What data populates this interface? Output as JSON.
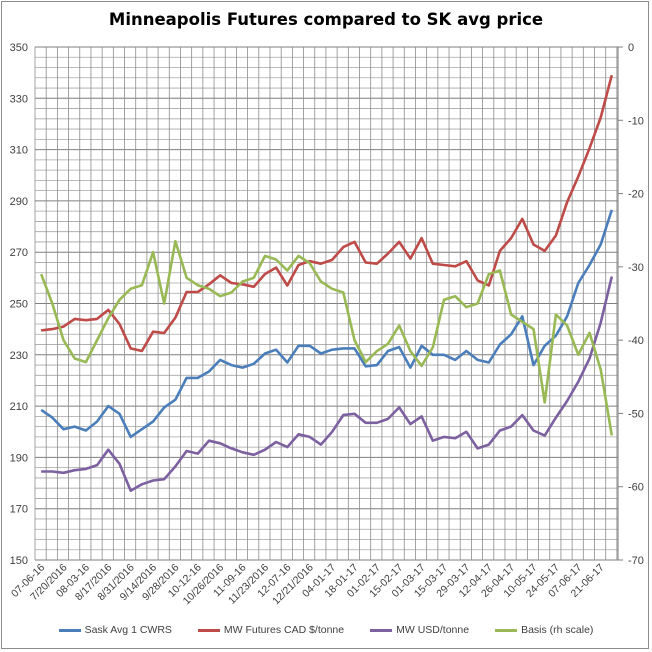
{
  "chart_data": {
    "type": "line",
    "title": "Minneapolis Futures compared to SK avg price",
    "xlabel": "",
    "ylabel": "",
    "ylim": [
      150,
      350
    ],
    "y_ticks": [
      "350",
      "330",
      "310",
      "290",
      "270",
      "250",
      "230",
      "210",
      "190",
      "170",
      "150"
    ],
    "y2lim": [
      -70,
      0
    ],
    "y2_ticks": [
      "0",
      "-10",
      "-20",
      "-30",
      "-40",
      "-50",
      "-60",
      "-70"
    ],
    "x_tick_labels": [
      "07-06-16",
      "7/20/2016",
      "08-03-16",
      "8/17/2016",
      "8/31/2016",
      "9/14/2016",
      "9/28/2016",
      "10-12-16",
      "10/26/2016",
      "11-09-16",
      "11/23/2016",
      "12-07-16",
      "12/21/2016",
      "04-01-17",
      "18-01-17",
      "01-02-17",
      "15-02-17",
      "01-03-17",
      "15-03-17",
      "29-03-17",
      "12-04-17",
      "26-04-17",
      "10-05-17",
      "24-05-17",
      "07-06-17",
      "21-06-17"
    ],
    "grid": true,
    "legend_position": "bottom",
    "series": [
      {
        "name": "Sask Avg 1 CWRS",
        "axis": "left",
        "color": "#4a7ebb",
        "values": [
          208.5,
          205.5,
          201,
          202,
          200.5,
          204,
          210,
          207,
          198,
          201,
          204,
          209.5,
          212.5,
          221,
          221,
          223.5,
          228,
          226,
          225,
          226.5,
          230.5,
          232,
          227,
          233.5,
          233.5,
          230.5,
          232,
          232.5,
          232.5,
          225.5,
          226,
          231.5,
          233,
          225,
          233.5,
          230,
          230,
          228,
          231.5,
          228,
          227,
          234,
          238,
          245,
          226,
          233.5,
          237.5,
          245,
          258,
          265,
          273,
          286.5
        ]
      },
      {
        "name": "MW Futures CAD $/tonne",
        "axis": "left",
        "color": "#be4b48",
        "values": [
          239.5,
          240,
          241,
          244,
          243.5,
          244,
          247.5,
          242,
          232.5,
          231.5,
          239,
          238.5,
          244.5,
          254.5,
          254.5,
          257.5,
          261,
          258,
          257.5,
          256.5,
          261.5,
          264,
          257,
          265,
          266.5,
          265.5,
          267,
          272,
          274,
          266,
          265.5,
          269.5,
          274,
          267.5,
          275.5,
          265.5,
          265,
          264.5,
          266.5,
          259,
          257,
          270.5,
          275.5,
          283,
          273,
          270.5,
          276.5,
          289.5,
          299.5,
          310.5,
          322.5,
          339
        ]
      },
      {
        "name": "MW USD/tonne",
        "axis": "left",
        "color": "#7d60a0",
        "values": [
          184.5,
          184.5,
          184,
          185,
          185.5,
          187,
          193,
          187.5,
          177,
          179.5,
          181,
          181.5,
          186.5,
          192.5,
          191.5,
          196.5,
          195.5,
          193.5,
          192,
          191,
          193,
          196,
          194,
          199,
          198,
          195,
          200,
          206.5,
          207,
          203.5,
          203.5,
          205,
          209.5,
          203,
          206,
          196.5,
          198,
          197.5,
          200,
          193.5,
          195,
          200.5,
          202,
          206.5,
          200.5,
          198.5,
          205.5,
          212,
          219.5,
          228.5,
          242.5,
          260.5
        ]
      },
      {
        "name": "Basis (rh scale)",
        "axis": "right",
        "color": "#98b954",
        "values": [
          -31,
          -35,
          -40,
          -42.5,
          -43,
          -40,
          -37,
          -34.5,
          -33,
          -32.5,
          -28,
          -35,
          -26.5,
          -31.5,
          -32.5,
          -33,
          -34,
          -33.5,
          -32,
          -31.5,
          -28.5,
          -29,
          -30.5,
          -28.5,
          -29.5,
          -32,
          -33,
          -33.5,
          -40,
          -43,
          -41.5,
          -40.5,
          -38,
          -41.5,
          -43.5,
          -41,
          -34.5,
          -34,
          -35.5,
          -35,
          -31,
          -30.5,
          -36.5,
          -37.5,
          -38.5,
          -48.5,
          -36.5,
          -38,
          -42,
          -39,
          -44,
          -53
        ]
      }
    ]
  }
}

:::

Written exercise — Establish how many lines of the records contain the string "color" and state that number without elaboration.

Exercise solution — 4